> **DATA EXCERPTS**:
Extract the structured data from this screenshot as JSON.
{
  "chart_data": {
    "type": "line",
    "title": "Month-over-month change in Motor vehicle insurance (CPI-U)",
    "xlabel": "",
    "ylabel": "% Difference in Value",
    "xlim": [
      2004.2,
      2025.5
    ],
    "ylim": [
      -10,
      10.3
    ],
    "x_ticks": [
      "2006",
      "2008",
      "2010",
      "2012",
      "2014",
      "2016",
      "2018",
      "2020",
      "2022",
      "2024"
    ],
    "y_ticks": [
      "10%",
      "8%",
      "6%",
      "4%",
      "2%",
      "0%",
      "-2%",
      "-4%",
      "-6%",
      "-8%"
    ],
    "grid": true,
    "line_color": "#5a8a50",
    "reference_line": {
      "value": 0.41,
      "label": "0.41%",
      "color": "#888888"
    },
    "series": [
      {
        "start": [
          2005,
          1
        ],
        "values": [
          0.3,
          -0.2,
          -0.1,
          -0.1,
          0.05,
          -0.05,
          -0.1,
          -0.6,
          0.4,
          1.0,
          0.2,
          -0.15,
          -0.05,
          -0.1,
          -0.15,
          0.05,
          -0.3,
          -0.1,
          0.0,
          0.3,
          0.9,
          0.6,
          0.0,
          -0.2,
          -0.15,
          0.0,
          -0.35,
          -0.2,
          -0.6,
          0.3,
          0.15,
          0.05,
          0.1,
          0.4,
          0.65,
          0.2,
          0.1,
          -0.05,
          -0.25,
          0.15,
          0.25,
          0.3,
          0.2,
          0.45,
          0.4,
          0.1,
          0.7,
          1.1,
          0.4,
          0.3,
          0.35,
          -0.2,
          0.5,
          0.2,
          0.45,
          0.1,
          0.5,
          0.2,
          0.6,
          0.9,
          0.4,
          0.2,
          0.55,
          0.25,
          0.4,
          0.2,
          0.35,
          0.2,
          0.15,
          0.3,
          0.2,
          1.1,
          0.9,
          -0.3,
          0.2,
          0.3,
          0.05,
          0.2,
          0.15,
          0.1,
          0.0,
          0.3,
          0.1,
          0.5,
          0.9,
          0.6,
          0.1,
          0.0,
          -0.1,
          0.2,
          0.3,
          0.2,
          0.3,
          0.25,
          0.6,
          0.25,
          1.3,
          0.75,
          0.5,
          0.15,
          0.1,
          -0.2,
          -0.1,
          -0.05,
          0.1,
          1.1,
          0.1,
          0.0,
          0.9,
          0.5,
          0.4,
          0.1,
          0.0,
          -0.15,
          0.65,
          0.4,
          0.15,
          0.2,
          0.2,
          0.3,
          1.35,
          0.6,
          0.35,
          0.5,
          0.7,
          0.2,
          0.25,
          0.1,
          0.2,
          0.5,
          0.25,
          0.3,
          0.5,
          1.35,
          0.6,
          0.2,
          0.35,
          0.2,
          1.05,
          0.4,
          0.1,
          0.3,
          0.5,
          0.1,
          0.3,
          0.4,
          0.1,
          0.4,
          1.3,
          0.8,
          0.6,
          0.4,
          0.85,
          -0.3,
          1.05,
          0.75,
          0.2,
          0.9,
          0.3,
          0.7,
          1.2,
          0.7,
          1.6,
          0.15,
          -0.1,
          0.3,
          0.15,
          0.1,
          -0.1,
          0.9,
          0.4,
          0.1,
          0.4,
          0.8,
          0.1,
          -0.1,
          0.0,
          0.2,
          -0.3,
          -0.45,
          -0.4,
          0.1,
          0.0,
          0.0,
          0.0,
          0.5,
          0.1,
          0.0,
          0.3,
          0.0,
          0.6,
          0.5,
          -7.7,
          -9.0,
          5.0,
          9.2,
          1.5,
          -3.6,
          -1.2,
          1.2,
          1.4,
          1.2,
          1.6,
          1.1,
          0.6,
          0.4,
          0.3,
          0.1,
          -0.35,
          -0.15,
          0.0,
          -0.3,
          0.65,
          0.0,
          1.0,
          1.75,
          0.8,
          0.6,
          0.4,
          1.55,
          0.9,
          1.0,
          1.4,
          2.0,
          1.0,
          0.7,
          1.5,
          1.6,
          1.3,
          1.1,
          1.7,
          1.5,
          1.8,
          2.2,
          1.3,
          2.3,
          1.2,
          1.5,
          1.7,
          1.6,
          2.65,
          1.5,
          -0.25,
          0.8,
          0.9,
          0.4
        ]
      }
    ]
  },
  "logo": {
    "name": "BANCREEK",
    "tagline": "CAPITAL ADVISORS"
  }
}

> **AIM**: Transcribe all of the material exactly. Omit nothing.

> **RESULT FOR THIS TASK**:
Extract the structured data from this screenshot as JSON.
{
  "chart_data": {
    "type": "line",
    "title": "Month-over-month change in Motor vehicle insurance (CPI-U)",
    "xlabel": "",
    "ylabel": "% Difference in Value",
    "xlim": [
      2004.2,
      2025.5
    ],
    "ylim": [
      -10,
      10.3
    ],
    "x_ticks": [
      "2006",
      "2008",
      "2010",
      "2012",
      "2014",
      "2016",
      "2018",
      "2020",
      "2022",
      "2024"
    ],
    "y_ticks": [
      "10%",
      "8%",
      "6%",
      "4%",
      "2%",
      "0%",
      "-2%",
      "-4%",
      "-6%",
      "-8%"
    ],
    "grid": true,
    "line_color": "#5a8a50",
    "reference_line": {
      "value": 0.41,
      "label": "0.41%",
      "color": "#888888"
    },
    "series": [
      {
        "start": [
          2005,
          1
        ],
        "values": [
          0.3,
          -0.2,
          -0.1,
          -0.1,
          0.05,
          -0.05,
          -0.1,
          -0.6,
          0.4,
          1.0,
          0.2,
          -0.15,
          -0.05,
          -0.1,
          -0.15,
          0.05,
          -0.3,
          -0.1,
          0.0,
          0.3,
          0.9,
          0.6,
          0.0,
          -0.2,
          -0.15,
          0.0,
          -0.35,
          -0.2,
          -0.6,
          0.3,
          0.15,
          0.05,
          0.1,
          0.4,
          0.65,
          0.2,
          0.1,
          -0.05,
          -0.25,
          0.15,
          0.25,
          0.3,
          0.2,
          0.45,
          0.4,
          0.1,
          0.7,
          1.1,
          0.4,
          0.3,
          0.35,
          -0.2,
          0.5,
          0.2,
          0.45,
          0.1,
          0.5,
          0.2,
          0.6,
          0.9,
          0.4,
          0.2,
          0.55,
          0.25,
          0.4,
          0.2,
          0.35,
          0.2,
          0.15,
          0.3,
          0.2,
          1.1,
          0.9,
          -0.3,
          0.2,
          0.3,
          0.05,
          0.2,
          0.15,
          0.1,
          0.0,
          0.3,
          0.1,
          0.5,
          0.9,
          0.6,
          0.1,
          0.0,
          -0.1,
          0.2,
          0.3,
          0.2,
          0.3,
          0.25,
          0.6,
          0.25,
          1.3,
          0.75,
          0.5,
          0.15,
          0.1,
          -0.2,
          -0.1,
          -0.05,
          0.1,
          1.1,
          0.1,
          0.0,
          0.9,
          0.5,
          0.4,
          0.1,
          0.0,
          -0.15,
          0.65,
          0.4,
          0.15,
          0.2,
          0.2,
          0.3,
          1.35,
          0.6,
          0.35,
          0.5,
          0.7,
          0.2,
          0.25,
          0.1,
          0.2,
          0.5,
          0.25,
          0.3,
          0.5,
          1.35,
          0.6,
          0.2,
          0.35,
          0.2,
          1.05,
          0.4,
          0.1,
          0.3,
          0.5,
          0.1,
          0.3,
          0.4,
          0.1,
          0.4,
          1.3,
          0.8,
          0.6,
          0.4,
          0.85,
          -0.3,
          1.05,
          0.75,
          0.2,
          0.9,
          0.3,
          0.7,
          1.2,
          0.7,
          1.6,
          0.15,
          -0.1,
          0.3,
          0.15,
          0.1,
          -0.1,
          0.9,
          0.4,
          0.1,
          0.4,
          0.8,
          0.1,
          -0.1,
          0.0,
          0.2,
          -0.3,
          -0.45,
          -0.4,
          0.1,
          0.0,
          0.0,
          0.0,
          0.5,
          0.1,
          0.0,
          0.3,
          0.0,
          0.6,
          0.5,
          -7.7,
          -9.0,
          5.0,
          9.2,
          1.5,
          -3.6,
          -1.2,
          1.2,
          1.4,
          1.2,
          1.6,
          1.1,
          0.6,
          0.4,
          0.3,
          0.1,
          -0.35,
          -0.15,
          0.0,
          -0.3,
          0.65,
          0.0,
          1.0,
          1.75,
          0.8,
          0.6,
          0.4,
          1.55,
          0.9,
          1.0,
          1.4,
          2.0,
          1.0,
          0.7,
          1.5,
          1.6,
          1.3,
          1.1,
          1.7,
          1.5,
          1.8,
          2.2,
          1.3,
          2.3,
          1.2,
          1.5,
          1.7,
          1.6,
          2.65,
          1.5,
          -0.25,
          0.8,
          0.9,
          0.4
        ]
      }
    ]
  },
  "logo": {
    "name": "BANCREEK",
    "tagline": "CAPITAL ADVISORS"
  }
}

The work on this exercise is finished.